##### INPUT ROWS

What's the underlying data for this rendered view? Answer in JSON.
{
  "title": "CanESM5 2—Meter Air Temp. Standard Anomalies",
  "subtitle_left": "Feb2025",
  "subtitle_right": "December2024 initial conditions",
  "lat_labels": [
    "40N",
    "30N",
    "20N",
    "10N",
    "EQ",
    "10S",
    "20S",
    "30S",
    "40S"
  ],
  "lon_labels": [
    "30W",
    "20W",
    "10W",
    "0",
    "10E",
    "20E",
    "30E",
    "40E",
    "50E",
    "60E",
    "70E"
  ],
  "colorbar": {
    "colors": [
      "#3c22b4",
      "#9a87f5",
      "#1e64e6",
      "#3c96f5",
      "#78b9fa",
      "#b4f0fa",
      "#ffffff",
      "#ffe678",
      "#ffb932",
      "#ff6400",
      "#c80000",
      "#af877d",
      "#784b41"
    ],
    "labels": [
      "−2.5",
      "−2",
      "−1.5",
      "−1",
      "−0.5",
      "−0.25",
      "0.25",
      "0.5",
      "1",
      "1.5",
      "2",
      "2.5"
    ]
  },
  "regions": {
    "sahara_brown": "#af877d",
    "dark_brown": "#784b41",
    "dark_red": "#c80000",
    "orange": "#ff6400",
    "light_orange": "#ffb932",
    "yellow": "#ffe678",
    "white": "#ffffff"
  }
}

##########
##### INPUT ROWS

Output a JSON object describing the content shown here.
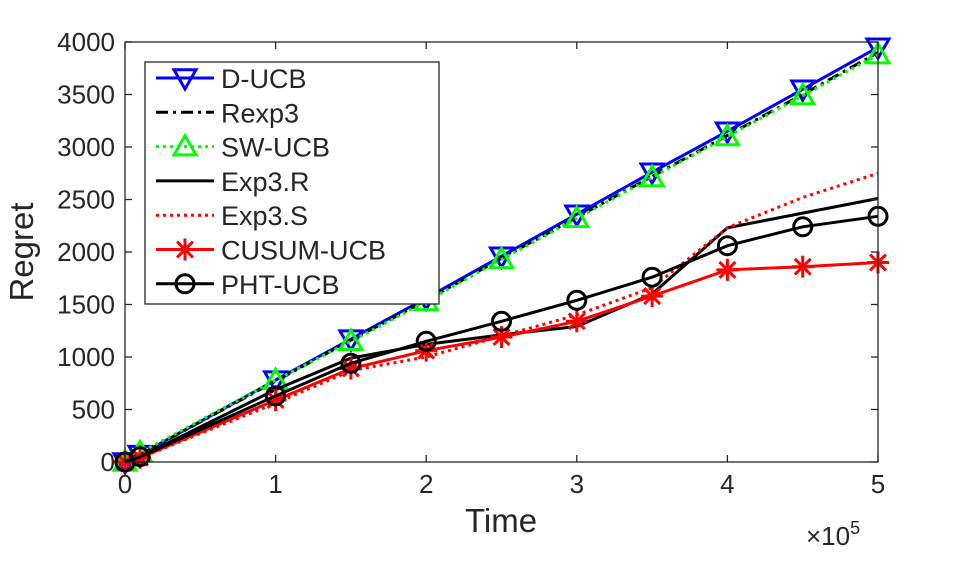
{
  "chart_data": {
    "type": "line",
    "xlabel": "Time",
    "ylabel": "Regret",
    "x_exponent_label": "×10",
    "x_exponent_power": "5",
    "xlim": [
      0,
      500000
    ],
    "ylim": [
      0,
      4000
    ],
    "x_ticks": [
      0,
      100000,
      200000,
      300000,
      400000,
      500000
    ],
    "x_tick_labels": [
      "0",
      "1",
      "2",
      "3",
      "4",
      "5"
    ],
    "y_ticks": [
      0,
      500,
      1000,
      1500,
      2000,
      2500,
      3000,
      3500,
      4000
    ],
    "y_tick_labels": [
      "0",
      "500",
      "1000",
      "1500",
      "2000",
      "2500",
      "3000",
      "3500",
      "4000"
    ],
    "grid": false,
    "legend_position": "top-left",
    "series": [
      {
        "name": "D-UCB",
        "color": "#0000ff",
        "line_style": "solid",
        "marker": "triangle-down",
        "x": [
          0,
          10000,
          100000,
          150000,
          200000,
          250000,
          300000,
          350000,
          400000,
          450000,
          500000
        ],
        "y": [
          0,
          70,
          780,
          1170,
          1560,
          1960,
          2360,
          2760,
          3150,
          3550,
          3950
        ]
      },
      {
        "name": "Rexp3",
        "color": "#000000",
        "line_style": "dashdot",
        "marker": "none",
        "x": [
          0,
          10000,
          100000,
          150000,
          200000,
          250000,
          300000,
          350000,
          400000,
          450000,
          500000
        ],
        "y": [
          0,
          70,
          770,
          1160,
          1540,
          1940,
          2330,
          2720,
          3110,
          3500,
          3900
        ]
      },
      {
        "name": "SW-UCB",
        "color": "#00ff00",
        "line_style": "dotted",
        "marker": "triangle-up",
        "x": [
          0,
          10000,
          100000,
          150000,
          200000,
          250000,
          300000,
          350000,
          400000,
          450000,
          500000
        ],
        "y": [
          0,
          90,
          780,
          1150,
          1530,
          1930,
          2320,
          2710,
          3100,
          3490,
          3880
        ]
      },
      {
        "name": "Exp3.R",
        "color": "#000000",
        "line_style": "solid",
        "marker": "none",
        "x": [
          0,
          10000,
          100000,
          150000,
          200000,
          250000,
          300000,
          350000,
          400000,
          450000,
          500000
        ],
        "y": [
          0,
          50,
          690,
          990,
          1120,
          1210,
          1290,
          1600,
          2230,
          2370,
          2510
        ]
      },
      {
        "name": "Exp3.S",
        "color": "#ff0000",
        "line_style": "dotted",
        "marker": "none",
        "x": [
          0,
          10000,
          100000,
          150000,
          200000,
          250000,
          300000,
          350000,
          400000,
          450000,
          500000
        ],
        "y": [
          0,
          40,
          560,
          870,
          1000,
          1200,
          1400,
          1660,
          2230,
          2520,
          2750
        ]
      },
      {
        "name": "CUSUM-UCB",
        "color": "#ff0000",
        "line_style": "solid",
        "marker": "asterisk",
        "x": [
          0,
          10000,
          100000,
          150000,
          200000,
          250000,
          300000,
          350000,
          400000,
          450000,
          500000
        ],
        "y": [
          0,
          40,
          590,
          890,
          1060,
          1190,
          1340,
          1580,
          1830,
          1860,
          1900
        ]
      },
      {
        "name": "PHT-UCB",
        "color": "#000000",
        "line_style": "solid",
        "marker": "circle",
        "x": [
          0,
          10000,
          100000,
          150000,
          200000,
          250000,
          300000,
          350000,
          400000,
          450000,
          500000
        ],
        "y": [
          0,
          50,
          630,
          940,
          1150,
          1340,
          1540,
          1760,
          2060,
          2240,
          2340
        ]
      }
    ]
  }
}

##########
##### INPUT ROWS

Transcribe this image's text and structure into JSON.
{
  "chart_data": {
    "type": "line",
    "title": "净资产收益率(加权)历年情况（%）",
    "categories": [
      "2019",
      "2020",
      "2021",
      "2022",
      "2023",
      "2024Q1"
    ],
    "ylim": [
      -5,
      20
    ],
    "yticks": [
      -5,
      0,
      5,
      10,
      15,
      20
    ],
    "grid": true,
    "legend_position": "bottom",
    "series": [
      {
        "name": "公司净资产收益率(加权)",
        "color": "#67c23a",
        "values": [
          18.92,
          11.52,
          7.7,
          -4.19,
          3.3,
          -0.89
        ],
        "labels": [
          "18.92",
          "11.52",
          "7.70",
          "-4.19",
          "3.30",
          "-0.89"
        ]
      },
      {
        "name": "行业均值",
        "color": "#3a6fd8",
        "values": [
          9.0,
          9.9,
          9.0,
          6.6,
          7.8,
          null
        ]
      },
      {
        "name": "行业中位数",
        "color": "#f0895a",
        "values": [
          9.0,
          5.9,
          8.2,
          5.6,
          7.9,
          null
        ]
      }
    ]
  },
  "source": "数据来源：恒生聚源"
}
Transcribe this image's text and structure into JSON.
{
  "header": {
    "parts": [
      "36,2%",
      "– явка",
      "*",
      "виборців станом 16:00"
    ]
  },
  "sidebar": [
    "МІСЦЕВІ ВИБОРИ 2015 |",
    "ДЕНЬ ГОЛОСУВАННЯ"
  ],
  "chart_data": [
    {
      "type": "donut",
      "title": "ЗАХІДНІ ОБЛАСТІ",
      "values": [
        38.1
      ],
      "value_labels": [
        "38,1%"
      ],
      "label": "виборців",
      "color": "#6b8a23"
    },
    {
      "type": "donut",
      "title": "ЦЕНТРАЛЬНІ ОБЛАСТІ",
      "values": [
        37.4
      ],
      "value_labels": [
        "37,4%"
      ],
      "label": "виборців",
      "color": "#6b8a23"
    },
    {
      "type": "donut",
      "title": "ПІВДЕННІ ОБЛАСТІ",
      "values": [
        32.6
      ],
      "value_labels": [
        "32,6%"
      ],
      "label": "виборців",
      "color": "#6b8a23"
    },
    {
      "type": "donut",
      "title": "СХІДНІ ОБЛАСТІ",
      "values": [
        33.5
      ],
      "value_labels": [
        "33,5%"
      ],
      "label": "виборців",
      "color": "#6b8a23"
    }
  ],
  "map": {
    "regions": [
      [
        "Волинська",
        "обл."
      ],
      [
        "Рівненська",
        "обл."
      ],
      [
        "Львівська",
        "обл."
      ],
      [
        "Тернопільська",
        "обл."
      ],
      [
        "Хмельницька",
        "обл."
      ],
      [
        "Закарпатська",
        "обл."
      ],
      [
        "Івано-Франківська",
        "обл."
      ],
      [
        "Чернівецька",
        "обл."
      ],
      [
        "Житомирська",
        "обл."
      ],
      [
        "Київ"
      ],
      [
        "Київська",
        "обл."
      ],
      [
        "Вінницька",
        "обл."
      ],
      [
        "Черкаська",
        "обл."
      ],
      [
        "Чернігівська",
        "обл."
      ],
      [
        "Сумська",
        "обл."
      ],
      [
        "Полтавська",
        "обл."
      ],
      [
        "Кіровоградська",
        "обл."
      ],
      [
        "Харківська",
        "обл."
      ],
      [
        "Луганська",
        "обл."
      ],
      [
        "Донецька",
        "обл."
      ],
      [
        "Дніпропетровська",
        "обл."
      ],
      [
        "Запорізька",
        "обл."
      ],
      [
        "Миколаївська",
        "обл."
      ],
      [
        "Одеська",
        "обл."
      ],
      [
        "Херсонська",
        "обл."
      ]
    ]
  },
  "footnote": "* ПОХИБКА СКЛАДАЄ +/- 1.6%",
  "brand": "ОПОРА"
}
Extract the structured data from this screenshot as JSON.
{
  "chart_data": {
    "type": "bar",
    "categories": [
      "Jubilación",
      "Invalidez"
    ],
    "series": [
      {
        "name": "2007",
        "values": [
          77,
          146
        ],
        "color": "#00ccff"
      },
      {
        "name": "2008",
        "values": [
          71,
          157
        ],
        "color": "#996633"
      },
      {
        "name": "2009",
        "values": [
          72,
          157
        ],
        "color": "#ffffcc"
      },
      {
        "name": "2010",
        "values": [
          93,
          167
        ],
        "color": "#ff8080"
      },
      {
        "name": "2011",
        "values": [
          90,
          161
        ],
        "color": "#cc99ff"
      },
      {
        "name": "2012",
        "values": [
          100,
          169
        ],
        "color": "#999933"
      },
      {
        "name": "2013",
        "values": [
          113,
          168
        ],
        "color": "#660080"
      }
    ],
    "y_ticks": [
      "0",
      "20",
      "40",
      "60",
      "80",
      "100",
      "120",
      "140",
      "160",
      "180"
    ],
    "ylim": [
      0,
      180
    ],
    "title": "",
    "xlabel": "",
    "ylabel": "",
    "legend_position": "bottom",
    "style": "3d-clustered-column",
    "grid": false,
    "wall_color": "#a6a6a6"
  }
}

##########

TASK BRIEF:
From the entries above, collect every line with the string "marker" in it.

TASK OUTPUT:
        "marker": "triangle-down",
        "marker": "none",
        "marker": "triangle-up",
        "marker": "none",
        "marker": "none",
        "marker": "asterisk",
        "marker": "circle",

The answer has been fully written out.